Scan the material and copy every line in which "Interim" appears.

(Collected data entries)
===============
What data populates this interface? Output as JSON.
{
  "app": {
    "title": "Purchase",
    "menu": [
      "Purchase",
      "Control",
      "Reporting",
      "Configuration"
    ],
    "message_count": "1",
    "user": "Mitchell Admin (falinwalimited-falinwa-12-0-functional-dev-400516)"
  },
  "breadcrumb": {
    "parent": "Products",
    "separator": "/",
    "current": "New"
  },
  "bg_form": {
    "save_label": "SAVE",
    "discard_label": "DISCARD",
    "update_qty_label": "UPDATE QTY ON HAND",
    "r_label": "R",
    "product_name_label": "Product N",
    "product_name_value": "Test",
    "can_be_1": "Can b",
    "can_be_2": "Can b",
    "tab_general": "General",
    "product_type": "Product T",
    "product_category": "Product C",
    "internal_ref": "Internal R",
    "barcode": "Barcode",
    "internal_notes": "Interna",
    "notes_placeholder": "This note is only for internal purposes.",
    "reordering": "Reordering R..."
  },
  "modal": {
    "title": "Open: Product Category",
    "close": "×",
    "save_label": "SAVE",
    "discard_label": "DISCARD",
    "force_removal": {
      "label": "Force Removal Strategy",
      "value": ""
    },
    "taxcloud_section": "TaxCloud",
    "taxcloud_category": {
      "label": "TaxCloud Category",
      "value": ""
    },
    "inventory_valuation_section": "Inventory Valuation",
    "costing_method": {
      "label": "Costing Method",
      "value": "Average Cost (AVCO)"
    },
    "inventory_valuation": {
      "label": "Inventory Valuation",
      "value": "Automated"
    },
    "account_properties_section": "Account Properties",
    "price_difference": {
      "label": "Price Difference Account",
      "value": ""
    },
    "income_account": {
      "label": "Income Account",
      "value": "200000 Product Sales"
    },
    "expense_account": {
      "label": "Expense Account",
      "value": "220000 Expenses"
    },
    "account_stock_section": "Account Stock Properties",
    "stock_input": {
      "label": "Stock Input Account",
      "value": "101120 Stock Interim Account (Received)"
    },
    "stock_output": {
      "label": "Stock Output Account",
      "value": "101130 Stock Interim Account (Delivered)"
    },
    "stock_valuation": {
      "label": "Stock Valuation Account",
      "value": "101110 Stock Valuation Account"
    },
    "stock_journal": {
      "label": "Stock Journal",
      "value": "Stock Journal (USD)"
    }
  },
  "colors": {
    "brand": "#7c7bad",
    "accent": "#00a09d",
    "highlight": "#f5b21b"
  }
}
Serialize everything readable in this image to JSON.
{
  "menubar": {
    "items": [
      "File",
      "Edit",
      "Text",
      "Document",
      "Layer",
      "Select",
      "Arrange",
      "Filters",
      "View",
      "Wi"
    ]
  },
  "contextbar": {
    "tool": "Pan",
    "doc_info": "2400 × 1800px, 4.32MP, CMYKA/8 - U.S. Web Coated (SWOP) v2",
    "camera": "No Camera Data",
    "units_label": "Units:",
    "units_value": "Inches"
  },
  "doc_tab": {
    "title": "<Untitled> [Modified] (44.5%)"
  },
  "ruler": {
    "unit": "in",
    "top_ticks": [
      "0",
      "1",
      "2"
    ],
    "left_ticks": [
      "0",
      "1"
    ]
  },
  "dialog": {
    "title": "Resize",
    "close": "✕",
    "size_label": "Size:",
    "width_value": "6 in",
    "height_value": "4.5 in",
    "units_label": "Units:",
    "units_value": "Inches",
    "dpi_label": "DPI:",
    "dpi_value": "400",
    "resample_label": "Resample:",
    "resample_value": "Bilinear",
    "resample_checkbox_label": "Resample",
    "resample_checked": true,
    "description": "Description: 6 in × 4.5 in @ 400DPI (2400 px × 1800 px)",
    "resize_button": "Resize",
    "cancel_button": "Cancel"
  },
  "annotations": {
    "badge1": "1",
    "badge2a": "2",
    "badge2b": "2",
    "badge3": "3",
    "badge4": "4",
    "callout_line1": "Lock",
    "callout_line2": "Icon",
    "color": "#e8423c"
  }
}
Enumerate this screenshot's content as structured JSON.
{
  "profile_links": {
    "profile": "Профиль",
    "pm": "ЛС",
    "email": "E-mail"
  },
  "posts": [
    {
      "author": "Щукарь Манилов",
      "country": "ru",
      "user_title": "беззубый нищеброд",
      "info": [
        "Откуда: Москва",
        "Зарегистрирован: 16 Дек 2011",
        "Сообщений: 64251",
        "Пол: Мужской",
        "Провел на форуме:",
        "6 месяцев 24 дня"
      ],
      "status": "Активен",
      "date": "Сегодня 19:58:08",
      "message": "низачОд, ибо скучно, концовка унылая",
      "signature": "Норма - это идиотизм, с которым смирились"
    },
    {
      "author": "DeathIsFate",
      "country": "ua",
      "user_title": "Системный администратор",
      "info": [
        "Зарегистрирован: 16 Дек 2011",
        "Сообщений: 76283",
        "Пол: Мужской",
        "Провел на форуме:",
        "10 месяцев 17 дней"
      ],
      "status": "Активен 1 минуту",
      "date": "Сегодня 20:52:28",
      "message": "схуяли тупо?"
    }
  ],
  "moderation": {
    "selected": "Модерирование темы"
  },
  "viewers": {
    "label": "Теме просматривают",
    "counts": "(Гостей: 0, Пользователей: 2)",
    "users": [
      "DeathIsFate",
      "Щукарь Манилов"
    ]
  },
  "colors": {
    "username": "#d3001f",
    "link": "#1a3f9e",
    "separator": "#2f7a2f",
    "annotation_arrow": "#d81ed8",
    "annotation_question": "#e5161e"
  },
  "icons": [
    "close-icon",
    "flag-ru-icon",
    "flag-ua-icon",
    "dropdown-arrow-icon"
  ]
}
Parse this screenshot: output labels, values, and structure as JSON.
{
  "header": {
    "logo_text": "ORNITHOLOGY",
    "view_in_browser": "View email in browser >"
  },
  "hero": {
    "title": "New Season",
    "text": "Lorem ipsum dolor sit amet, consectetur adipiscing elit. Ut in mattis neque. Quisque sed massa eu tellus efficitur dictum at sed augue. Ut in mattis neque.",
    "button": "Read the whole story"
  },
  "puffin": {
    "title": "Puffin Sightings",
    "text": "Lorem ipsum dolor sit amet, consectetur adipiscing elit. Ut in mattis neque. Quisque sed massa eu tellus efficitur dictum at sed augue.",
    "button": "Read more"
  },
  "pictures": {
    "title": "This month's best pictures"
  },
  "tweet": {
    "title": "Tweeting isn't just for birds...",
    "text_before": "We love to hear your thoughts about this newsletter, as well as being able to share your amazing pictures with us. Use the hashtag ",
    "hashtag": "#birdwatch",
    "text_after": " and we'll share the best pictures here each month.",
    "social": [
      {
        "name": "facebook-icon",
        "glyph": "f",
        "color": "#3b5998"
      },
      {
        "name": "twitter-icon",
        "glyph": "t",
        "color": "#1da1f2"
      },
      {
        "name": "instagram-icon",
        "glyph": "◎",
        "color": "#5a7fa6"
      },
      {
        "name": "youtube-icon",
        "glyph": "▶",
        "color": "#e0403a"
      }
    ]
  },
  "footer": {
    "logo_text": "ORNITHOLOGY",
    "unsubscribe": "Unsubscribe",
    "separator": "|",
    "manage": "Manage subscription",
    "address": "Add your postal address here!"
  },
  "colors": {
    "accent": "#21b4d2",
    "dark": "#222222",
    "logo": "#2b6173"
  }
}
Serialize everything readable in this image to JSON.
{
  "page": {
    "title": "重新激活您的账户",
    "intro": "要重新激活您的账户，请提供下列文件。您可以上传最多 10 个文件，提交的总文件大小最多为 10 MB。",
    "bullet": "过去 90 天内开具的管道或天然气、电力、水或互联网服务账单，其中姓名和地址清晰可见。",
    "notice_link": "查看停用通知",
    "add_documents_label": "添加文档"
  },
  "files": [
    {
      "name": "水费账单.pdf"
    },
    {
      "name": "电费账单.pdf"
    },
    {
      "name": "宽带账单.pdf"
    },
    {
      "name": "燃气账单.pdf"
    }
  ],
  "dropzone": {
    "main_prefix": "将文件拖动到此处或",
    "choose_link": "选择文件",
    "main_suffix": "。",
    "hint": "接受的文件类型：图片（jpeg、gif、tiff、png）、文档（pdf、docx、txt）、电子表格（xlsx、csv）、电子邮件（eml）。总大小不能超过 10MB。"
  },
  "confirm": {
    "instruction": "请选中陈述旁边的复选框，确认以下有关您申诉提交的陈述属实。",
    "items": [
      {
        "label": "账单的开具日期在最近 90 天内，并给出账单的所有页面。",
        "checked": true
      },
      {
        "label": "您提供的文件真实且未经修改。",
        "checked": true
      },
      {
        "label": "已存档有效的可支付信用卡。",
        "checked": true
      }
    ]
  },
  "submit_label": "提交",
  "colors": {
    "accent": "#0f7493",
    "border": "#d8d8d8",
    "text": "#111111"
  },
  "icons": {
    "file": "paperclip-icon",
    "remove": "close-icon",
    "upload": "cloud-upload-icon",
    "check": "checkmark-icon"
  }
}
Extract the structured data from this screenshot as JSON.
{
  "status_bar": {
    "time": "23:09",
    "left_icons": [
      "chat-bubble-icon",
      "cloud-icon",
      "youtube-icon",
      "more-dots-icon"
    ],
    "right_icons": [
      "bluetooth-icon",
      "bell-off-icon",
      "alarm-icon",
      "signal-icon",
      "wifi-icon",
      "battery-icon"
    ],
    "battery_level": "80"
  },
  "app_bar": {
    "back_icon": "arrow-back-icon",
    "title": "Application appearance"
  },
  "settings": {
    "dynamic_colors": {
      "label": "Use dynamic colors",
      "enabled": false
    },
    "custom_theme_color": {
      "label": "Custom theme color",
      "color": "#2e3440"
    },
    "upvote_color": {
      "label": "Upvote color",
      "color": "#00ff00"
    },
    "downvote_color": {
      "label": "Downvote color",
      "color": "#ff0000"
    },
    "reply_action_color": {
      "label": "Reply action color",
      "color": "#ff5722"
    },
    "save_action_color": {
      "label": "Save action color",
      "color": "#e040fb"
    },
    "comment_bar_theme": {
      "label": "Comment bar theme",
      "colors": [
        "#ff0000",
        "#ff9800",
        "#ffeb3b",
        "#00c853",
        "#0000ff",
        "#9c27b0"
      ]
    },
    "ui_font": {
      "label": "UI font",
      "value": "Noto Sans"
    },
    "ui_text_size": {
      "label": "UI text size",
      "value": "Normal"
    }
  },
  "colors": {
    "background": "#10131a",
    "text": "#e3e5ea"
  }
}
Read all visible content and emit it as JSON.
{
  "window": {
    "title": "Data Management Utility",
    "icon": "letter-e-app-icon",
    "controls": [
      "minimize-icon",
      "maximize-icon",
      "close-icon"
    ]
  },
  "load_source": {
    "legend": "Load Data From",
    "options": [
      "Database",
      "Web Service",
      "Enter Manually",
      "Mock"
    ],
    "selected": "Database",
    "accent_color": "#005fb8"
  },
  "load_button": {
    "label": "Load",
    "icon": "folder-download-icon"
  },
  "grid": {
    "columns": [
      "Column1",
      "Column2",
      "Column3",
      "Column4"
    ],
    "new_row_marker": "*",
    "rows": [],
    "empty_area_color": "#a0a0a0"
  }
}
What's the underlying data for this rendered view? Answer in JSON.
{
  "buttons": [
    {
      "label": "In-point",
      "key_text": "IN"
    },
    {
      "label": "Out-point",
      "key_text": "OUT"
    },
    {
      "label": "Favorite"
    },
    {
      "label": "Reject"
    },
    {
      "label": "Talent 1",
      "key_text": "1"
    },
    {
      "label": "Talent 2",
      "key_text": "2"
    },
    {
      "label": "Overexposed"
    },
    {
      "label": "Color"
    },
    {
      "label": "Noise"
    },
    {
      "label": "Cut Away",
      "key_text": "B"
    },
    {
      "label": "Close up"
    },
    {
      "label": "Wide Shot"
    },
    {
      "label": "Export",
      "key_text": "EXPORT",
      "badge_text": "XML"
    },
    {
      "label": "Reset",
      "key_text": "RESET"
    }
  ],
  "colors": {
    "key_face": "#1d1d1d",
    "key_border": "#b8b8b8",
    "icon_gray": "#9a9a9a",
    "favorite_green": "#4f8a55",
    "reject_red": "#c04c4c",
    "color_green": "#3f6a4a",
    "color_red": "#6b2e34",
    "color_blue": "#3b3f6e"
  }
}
===============
EXERCISE RESPONSE ::
      "value": "101120 Stock Interim Account (Received)"
      "value": "101130 Stock Interim Account (Delivered)"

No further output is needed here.